## Start

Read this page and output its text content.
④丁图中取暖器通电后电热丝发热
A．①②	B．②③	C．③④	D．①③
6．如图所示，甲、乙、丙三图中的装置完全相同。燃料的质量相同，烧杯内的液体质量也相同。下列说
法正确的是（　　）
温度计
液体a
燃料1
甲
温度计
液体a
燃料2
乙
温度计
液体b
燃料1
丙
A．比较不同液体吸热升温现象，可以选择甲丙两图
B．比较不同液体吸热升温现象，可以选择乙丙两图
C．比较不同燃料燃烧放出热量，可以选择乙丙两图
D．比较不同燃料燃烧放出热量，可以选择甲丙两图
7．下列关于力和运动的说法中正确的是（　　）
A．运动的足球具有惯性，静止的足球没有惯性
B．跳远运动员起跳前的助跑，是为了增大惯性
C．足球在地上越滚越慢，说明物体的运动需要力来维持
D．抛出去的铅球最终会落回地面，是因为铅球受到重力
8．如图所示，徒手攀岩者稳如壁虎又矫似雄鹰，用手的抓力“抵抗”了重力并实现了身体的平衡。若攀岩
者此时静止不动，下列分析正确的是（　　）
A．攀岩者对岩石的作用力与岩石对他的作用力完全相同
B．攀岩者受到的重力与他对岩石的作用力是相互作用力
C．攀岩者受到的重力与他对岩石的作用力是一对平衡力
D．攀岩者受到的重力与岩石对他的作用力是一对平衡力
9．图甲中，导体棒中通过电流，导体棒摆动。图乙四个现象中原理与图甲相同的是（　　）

## End
## Start

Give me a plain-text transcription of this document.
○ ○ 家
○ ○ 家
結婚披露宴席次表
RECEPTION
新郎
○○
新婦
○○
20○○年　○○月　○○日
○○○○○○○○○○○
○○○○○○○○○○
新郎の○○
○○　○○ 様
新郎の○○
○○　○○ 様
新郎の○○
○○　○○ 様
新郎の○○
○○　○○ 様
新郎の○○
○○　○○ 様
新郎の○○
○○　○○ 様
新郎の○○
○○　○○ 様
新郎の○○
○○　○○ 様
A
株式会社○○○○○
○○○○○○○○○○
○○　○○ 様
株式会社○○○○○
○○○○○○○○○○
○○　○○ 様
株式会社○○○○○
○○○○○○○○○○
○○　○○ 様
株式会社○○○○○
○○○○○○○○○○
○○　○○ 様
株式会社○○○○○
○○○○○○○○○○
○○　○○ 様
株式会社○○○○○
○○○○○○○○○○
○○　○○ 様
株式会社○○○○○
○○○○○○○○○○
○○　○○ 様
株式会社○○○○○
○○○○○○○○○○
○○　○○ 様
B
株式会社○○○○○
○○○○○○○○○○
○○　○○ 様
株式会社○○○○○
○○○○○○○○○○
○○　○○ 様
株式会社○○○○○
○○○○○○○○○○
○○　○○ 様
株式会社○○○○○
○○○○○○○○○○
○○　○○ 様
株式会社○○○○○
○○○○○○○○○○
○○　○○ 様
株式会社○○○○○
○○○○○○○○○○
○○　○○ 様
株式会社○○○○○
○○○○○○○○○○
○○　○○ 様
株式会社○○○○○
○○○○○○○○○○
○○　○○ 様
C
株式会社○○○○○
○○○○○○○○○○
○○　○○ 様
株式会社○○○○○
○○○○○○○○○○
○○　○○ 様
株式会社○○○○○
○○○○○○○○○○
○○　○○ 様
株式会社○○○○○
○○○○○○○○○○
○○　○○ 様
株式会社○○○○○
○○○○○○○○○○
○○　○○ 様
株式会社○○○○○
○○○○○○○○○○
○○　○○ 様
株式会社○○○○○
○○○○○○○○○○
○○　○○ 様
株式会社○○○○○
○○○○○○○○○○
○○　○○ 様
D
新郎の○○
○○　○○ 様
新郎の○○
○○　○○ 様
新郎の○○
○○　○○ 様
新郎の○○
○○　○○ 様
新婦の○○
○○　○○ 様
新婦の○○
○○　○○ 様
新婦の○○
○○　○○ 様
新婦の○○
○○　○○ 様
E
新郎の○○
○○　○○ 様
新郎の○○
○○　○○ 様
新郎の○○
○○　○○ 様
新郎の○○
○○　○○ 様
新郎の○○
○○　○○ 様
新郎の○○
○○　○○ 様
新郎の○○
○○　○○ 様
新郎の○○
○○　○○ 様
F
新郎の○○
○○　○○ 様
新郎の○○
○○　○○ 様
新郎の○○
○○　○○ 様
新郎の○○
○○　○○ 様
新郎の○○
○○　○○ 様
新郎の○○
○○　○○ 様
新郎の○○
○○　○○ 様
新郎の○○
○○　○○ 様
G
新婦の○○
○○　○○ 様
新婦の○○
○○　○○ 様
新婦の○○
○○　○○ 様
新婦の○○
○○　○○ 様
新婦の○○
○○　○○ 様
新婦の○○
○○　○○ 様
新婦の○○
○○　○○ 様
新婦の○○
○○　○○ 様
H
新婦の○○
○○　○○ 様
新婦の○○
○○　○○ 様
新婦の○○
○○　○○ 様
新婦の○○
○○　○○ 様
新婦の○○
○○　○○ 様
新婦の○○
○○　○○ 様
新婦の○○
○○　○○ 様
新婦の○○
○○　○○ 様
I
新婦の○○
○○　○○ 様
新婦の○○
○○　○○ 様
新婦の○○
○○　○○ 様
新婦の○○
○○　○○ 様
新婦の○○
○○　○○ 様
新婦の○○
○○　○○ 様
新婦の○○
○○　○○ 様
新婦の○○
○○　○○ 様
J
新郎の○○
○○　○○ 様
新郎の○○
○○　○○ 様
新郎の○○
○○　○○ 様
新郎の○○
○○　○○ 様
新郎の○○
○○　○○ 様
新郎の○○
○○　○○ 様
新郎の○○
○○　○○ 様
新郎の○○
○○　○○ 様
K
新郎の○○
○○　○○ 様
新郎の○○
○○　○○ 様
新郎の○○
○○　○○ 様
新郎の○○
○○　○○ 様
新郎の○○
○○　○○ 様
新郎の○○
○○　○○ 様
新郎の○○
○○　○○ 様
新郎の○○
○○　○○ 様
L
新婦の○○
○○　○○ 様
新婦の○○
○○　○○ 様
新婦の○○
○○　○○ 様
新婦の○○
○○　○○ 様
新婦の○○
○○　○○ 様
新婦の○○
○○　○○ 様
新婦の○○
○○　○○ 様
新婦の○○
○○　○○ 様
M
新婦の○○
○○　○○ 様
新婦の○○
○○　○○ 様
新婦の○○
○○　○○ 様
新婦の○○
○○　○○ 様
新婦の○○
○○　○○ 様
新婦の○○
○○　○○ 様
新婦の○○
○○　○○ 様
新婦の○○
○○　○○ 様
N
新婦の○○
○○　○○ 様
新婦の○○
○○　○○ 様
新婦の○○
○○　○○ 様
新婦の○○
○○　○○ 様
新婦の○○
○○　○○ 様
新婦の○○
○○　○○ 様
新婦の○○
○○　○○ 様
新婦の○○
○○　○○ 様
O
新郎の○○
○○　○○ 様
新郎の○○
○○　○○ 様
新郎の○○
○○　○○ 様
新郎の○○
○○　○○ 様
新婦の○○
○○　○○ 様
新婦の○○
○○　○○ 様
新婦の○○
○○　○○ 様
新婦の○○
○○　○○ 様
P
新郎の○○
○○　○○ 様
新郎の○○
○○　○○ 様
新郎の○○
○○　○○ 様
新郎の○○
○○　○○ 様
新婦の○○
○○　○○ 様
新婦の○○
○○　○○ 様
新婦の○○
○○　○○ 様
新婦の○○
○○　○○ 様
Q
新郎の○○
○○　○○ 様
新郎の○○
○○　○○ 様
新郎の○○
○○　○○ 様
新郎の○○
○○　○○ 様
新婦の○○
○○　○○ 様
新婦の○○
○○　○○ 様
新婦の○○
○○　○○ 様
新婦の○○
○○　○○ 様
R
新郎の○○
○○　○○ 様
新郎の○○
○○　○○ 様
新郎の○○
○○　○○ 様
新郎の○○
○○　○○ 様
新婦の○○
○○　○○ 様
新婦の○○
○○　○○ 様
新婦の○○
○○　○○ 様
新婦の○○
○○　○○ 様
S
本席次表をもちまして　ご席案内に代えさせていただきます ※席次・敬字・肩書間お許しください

## End

Go through the records and gather the lines that hold "比较不同液体吸热升温现象".

A．比较不同液体吸热升温现象，可以选择甲丙两图
B．比较不同液体吸热升温现象，可以选择乙丙两图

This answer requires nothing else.